— start of Recorded data —

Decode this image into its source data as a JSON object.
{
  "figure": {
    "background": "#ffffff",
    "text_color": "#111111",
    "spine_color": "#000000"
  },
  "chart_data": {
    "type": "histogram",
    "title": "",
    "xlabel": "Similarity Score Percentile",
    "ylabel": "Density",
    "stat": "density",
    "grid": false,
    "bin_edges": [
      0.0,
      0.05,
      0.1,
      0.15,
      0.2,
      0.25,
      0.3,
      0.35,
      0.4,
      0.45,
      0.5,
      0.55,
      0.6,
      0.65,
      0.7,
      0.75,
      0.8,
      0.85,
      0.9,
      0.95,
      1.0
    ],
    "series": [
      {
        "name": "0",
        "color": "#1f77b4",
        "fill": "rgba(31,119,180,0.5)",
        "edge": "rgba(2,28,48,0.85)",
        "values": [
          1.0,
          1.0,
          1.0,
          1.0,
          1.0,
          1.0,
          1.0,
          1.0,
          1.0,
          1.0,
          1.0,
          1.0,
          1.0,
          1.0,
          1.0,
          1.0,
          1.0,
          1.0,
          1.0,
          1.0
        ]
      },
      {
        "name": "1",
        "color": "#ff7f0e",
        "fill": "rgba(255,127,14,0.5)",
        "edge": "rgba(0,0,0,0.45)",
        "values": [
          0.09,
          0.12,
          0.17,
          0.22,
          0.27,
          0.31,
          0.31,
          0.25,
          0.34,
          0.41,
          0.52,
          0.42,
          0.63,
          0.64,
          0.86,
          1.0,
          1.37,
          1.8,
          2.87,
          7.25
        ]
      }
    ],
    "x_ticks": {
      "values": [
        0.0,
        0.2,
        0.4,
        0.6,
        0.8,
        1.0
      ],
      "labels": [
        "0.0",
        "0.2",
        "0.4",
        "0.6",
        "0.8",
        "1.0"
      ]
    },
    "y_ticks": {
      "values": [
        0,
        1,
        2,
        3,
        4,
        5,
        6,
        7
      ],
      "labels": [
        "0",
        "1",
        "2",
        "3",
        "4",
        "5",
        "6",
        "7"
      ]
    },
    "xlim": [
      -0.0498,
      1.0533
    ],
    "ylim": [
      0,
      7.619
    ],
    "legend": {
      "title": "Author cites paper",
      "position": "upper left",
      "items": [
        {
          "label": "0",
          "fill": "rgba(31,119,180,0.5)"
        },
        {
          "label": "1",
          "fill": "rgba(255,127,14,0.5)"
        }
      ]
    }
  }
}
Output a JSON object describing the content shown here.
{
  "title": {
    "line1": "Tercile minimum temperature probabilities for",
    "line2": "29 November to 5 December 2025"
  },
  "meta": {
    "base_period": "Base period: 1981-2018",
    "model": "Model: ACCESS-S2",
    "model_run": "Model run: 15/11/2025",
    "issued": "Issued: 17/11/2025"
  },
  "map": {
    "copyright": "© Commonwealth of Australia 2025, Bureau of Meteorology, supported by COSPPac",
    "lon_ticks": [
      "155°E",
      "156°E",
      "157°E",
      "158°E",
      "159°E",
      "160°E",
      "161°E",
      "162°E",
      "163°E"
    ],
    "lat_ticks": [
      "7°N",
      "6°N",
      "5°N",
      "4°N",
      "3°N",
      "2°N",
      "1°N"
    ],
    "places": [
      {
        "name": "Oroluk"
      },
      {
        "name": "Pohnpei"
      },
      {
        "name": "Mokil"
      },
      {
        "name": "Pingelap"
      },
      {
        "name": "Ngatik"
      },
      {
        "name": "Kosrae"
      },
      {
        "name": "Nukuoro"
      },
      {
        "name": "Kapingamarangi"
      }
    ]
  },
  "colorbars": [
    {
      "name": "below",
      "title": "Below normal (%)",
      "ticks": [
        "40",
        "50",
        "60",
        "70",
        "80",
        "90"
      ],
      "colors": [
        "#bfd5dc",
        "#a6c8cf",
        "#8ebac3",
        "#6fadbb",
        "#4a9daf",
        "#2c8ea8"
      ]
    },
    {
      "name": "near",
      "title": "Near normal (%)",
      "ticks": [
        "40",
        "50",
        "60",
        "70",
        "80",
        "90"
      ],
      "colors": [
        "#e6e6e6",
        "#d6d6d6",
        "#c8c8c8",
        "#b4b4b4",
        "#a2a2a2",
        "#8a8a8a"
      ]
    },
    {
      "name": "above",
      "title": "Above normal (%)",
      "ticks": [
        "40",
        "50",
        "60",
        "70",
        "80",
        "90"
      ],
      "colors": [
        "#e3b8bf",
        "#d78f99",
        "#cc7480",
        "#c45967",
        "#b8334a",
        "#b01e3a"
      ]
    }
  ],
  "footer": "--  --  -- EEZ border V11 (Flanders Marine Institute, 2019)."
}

— end of Recorded data —

Stated exercise: Copy all of the data. Keep every word exactly as it is.

Answer in full:
Decode this image into its source data as a JSON object.
{
  "figure": {
    "background": "#ffffff",
    "text_color": "#111111",
    "spine_color": "#000000"
  },
  "chart_data": {
    "type": "histogram",
    "title": "",
    "xlabel": "Similarity Score Percentile",
    "ylabel": "Density",
    "stat": "density",
    "grid": false,
    "bin_edges": [
      0.0,
      0.05,
      0.1,
      0.15,
      0.2,
      0.25,
      0.3,
      0.35,
      0.4,
      0.45,
      0.5,
      0.55,
      0.6,
      0.65,
      0.7,
      0.75,
      0.8,
      0.85,
      0.9,
      0.95,
      1.0
    ],
    "series": [
      {
        "name": "0",
        "color": "#1f77b4",
        "fill": "rgba(31,119,180,0.5)",
        "edge": "rgba(2,28,48,0.85)",
        "values": [
          1.0,
          1.0,
          1.0,
          1.0,
          1.0,
          1.0,
          1.0,
          1.0,
          1.0,
          1.0,
          1.0,
          1.0,
          1.0,
          1.0,
          1.0,
          1.0,
          1.0,
          1.0,
          1.0,
          1.0
        ]
      },
      {
        "name": "1",
        "color": "#ff7f0e",
        "fill": "rgba(255,127,14,0.5)",
        "edge": "rgba(0,0,0,0.45)",
        "values": [
          0.09,
          0.12,
          0.17,
          0.22,
          0.27,
          0.31,
          0.31,
          0.25,
          0.34,
          0.41,
          0.52,
          0.42,
          0.63,
          0.64,
          0.86,
          1.0,
          1.37,
          1.8,
          2.87,
          7.25
        ]
      }
    ],
    "x_ticks": {
      "values": [
        0.0,
        0.2,
        0.4,
        0.6,
        0.8,
        1.0
      ],
      "labels": [
        "0.0",
        "0.2",
        "0.4",
        "0.6",
        "0.8",
        "1.0"
      ]
    },
    "y_ticks": {
      "values": [
        0,
        1,
        2,
        3,
        4,
        5,
        6,
        7
      ],
      "labels": [
        "0",
        "1",
        "2",
        "3",
        "4",
        "5",
        "6",
        "7"
      ]
    },
    "xlim": [
      -0.0498,
      1.0533
    ],
    "ylim": [
      0,
      7.619
    ],
    "legend": {
      "title": "Author cites paper",
      "position": "upper left",
      "items": [
        {
          "label": "0",
          "fill": "rgba(31,119,180,0.5)"
        },
        {
          "label": "1",
          "fill": "rgba(255,127,14,0.5)"
        }
      ]
    }
  }
}
Output a JSON object describing the content shown here.
{
  "title": {
    "line1": "Tercile minimum temperature probabilities for",
    "line2": "29 November to 5 December 2025"
  },
  "meta": {
    "base_period": "Base period: 1981-2018",
    "model": "Model: ACCESS-S2",
    "model_run": "Model run: 15/11/2025",
    "issued": "Issued: 17/11/2025"
  },
  "map": {
    "copyright": "© Commonwealth of Australia 2025, Bureau of Meteorology, supported by COSPPac",
    "lon_ticks": [
      "155°E",
      "156°E",
      "157°E",
      "158°E",
      "159°E",
      "160°E",
      "161°E",
      "162°E",
      "163°E"
    ],
    "lat_ticks": [
      "7°N",
      "6°N",
      "5°N",
      "4°N",
      "3°N",
      "2°N",
      "1°N"
    ],
    "places": [
      {
        "name": "Oroluk"
      },
      {
        "name": "Pohnpei"
      },
      {
        "name": "Mokil"
      },
      {
        "name": "Pingelap"
      },
      {
        "name": "Ngatik"
      },
      {
        "name": "Kosrae"
      },
      {
        "name": "Nukuoro"
      },
      {
        "name": "Kapingamarangi"
      }
    ]
  },
  "colorbars": [
    {
      "name": "below",
      "title": "Below normal (%)",
      "ticks": [
        "40",
        "50",
        "60",
        "70",
        "80",
        "90"
      ],
      "colors": [
        "#bfd5dc",
        "#a6c8cf",
        "#8ebac3",
        "#6fadbb",
        "#4a9daf",
        "#2c8ea8"
      ]
    },
    {
      "name": "near",
      "title": "Near normal (%)",
      "ticks": [
        "40",
        "50",
        "60",
        "70",
        "80",
        "90"
      ],
      "colors": [
        "#e6e6e6",
        "#d6d6d6",
        "#c8c8c8",
        "#b4b4b4",
        "#a2a2a2",
        "#8a8a8a"
      ]
    },
    {
      "name": "above",
      "title": "Above normal (%)",
      "ticks": [
        "40",
        "50",
        "60",
        "70",
        "80",
        "90"
      ],
      "colors": [
        "#e3b8bf",
        "#d78f99",
        "#cc7480",
        "#c45967",
        "#b8334a",
        "#b01e3a"
      ]
    }
  ],
  "footer": "--  --  -- EEZ border V11 (Flanders Marine Institute, 2019)."
}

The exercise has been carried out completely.